TAREAS POR REALIZAR —
(a) Responde según el texto sobre los premios Tony:
(i) ¿Cuántos premios obtuvo "Kinky Boots"?
(ii) ¿Desde el escenario de qué recinto hablaba el equipo de "Kinky Boots"?
(iii) ¿Cuántos premios Tony había ganado antes Harvey Fierstein?
(b) Reproduce, por favor, el fragmento del texto sobre los premios Tony que va desde "No hubo ni sorpresas" hasta "cuatro premios Tony.", ambos incluidos.

No hubo ni sorpresas ni grandes perdedores en la 67 edición de los premios Tony, donde el canto tolerante de “Kinky Boots“, compuesto por Cyndi Lauper, solo sonó un poco más fuerte con seis premios que los cuatro de “Matilda” y para “Pippin” o los tres de “¿Quién teme a Virgina Woolf?” y “The Nance”.
“Todos queremos ser aceptados tal como somos y sobre esto va nuestro musical”, decían desde el escenario del Radio City Music Hall todo el equipo de “Kinky Boots”, el musical que retomó la historia de una película británica independiente y arrasó en los teatros de Broadway gracias a la mano de Harvey Fierstein, que ya había ganado antes cuatro premios Tony.

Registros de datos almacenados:
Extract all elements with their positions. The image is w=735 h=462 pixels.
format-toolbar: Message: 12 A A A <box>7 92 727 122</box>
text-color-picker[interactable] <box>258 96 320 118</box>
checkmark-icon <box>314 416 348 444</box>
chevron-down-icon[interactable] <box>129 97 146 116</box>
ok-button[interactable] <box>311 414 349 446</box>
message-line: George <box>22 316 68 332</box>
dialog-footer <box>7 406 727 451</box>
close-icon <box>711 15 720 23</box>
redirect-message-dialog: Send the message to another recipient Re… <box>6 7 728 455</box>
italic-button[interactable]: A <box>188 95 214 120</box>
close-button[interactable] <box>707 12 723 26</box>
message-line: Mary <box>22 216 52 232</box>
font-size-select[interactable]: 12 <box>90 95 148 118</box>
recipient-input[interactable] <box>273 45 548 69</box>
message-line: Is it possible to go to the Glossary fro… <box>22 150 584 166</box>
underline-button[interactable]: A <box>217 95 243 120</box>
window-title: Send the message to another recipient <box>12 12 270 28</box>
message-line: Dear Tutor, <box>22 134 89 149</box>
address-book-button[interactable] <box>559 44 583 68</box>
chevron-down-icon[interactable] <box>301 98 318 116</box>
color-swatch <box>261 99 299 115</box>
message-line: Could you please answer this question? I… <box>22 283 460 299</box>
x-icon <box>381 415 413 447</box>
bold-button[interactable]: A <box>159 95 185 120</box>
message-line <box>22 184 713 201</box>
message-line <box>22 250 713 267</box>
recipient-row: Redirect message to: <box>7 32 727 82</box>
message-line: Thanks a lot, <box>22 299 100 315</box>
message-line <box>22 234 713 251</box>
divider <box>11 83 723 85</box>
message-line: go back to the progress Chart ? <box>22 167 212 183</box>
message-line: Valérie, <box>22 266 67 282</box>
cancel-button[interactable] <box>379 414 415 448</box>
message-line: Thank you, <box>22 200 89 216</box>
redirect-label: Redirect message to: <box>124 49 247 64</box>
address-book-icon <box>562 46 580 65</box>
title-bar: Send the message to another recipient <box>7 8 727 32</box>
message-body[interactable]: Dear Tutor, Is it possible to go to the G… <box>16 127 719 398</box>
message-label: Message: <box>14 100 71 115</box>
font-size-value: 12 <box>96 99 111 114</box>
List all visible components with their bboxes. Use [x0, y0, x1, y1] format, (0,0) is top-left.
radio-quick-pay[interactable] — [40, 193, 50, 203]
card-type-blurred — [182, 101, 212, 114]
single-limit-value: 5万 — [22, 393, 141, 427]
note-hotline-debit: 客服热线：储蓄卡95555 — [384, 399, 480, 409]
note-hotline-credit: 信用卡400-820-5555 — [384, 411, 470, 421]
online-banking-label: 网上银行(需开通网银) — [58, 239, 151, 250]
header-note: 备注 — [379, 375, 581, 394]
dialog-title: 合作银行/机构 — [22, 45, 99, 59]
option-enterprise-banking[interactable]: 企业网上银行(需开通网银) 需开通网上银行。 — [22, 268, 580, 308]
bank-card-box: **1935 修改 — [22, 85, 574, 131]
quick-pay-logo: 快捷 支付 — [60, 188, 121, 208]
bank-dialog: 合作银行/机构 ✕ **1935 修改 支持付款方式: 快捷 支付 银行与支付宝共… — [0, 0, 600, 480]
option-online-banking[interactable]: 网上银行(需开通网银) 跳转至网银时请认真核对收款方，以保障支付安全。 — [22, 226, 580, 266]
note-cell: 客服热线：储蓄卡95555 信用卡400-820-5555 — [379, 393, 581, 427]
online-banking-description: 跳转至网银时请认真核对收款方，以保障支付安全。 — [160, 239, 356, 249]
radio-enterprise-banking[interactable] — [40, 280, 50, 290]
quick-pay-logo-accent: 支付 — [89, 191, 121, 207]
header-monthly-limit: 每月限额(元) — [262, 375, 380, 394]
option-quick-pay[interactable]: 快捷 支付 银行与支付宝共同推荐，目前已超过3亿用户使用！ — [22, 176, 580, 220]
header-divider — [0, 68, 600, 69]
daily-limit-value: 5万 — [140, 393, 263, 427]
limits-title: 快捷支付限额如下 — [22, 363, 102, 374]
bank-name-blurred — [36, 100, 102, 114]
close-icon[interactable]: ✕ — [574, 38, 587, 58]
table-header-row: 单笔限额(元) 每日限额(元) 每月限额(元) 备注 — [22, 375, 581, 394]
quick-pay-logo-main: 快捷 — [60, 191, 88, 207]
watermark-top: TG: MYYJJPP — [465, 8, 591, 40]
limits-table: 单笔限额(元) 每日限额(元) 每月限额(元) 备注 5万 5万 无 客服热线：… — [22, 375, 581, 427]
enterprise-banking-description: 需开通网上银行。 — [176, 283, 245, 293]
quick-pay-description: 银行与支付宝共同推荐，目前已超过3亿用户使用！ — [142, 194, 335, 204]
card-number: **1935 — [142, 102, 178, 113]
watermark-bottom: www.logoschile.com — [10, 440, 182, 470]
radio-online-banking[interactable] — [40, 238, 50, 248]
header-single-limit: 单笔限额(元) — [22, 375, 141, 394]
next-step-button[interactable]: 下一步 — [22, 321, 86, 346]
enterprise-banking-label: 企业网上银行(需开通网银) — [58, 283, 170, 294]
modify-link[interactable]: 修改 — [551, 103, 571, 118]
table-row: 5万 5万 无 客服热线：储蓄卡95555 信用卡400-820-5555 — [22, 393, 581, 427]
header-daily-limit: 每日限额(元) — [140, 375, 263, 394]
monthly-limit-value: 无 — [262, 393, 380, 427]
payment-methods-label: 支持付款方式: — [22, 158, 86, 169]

RESULTADOS ESPERADOS —
(a)
(i) Seis.
(ii) El Radio City Music Hall.
(iii) Cuatro.

(b)
No hubo ni sorpresas ni grandes perdedores en la 67 edición de los premios Tony, donde el canto tolerante de “Kinky Boots“, compuesto por Cyndi Lauper, solo sonó un poco más fuerte con seis premios que los cuatro de “Matilda” y para “Pippin” o los tres de “¿Quién teme a Virgina Woolf?” y “The Nance”.
“Todos queremos ser aceptados tal como somos y sobre esto va nuestro musical”, decían desde el escenario del Radio City Music Hall todo el equipo de “Kinky Boots”, el musical que retomó la historia de una película británica independiente y arrasó en los teatros de Broadway gracias a la mano de Harvey Fierstein, que ya había ganado antes cuatro premios Tony.